#### [REQUIRED WORK]
Extract the complete listing and output it unchanged.
····················
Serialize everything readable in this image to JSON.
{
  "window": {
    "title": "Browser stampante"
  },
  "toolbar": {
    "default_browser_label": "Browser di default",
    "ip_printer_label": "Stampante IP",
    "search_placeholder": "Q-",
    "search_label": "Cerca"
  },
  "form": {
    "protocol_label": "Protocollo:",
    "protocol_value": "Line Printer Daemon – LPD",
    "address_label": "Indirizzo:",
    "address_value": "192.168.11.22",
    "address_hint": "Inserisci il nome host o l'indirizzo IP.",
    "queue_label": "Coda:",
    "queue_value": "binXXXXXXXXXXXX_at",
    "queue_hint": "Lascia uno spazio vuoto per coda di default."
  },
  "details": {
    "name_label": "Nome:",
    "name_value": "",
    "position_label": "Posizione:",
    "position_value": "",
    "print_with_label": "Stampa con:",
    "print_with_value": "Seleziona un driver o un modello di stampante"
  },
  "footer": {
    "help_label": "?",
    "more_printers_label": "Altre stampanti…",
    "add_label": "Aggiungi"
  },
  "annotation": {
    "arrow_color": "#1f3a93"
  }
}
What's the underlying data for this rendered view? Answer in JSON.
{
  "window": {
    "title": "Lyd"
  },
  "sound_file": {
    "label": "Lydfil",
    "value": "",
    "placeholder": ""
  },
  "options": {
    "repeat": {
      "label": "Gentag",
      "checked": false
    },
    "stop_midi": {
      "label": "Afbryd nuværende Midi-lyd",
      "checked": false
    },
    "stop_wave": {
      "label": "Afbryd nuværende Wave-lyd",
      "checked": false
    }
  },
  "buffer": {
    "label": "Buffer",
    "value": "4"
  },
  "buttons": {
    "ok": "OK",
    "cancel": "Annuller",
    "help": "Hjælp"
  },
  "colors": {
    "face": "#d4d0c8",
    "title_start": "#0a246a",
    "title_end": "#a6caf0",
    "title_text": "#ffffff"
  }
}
····················
#### [RESPONSE TO THIS EXERCISE]
Serialize everything readable in this image to JSON.
{
  "window": {
    "title": "Browser stampante"
  },
  "toolbar": {
    "default_browser_label": "Browser di default",
    "ip_printer_label": "Stampante IP",
    "search_placeholder": "Q-",
    "search_label": "Cerca"
  },
  "form": {
    "protocol_label": "Protocollo:",
    "protocol_value": "Line Printer Daemon – LPD",
    "address_label": "Indirizzo:",
    "address_value": "192.168.11.22",
    "address_hint": "Inserisci il nome host o l'indirizzo IP.",
    "queue_label": "Coda:",
    "queue_value": "binXXXXXXXXXXXX_at",
    "queue_hint": "Lascia uno spazio vuoto per coda di default."
  },
  "details": {
    "name_label": "Nome:",
    "name_value": "",
    "position_label": "Posizione:",
    "position_value": "",
    "print_with_label": "Stampa con:",
    "print_with_value": "Seleziona un driver o un modello di stampante"
  },
  "footer": {
    "help_label": "?",
    "more_printers_label": "Altre stampanti…",
    "add_label": "Aggiungi"
  },
  "annotation": {
    "arrow_color": "#1f3a93"
  }
}
What's the underlying data for this rendered view? Answer in JSON.
{
  "window": {
    "title": "Lyd"
  },
  "sound_file": {
    "label": "Lydfil",
    "value": "",
    "placeholder": ""
  },
  "options": {
    "repeat": {
      "label": "Gentag",
      "checked": false
    },
    "stop_midi": {
      "label": "Afbryd nuværende Midi-lyd",
      "checked": false
    },
    "stop_wave": {
      "label": "Afbryd nuværende Wave-lyd",
      "checked": false
    }
  },
  "buffer": {
    "label": "Buffer",
    "value": "4"
  },
  "buttons": {
    "ok": "OK",
    "cancel": "Annuller",
    "help": "Hjælp"
  },
  "colors": {
    "face": "#d4d0c8",
    "title_start": "#0a246a",
    "title_end": "#a6caf0",
    "title_text": "#ffffff"
  }
}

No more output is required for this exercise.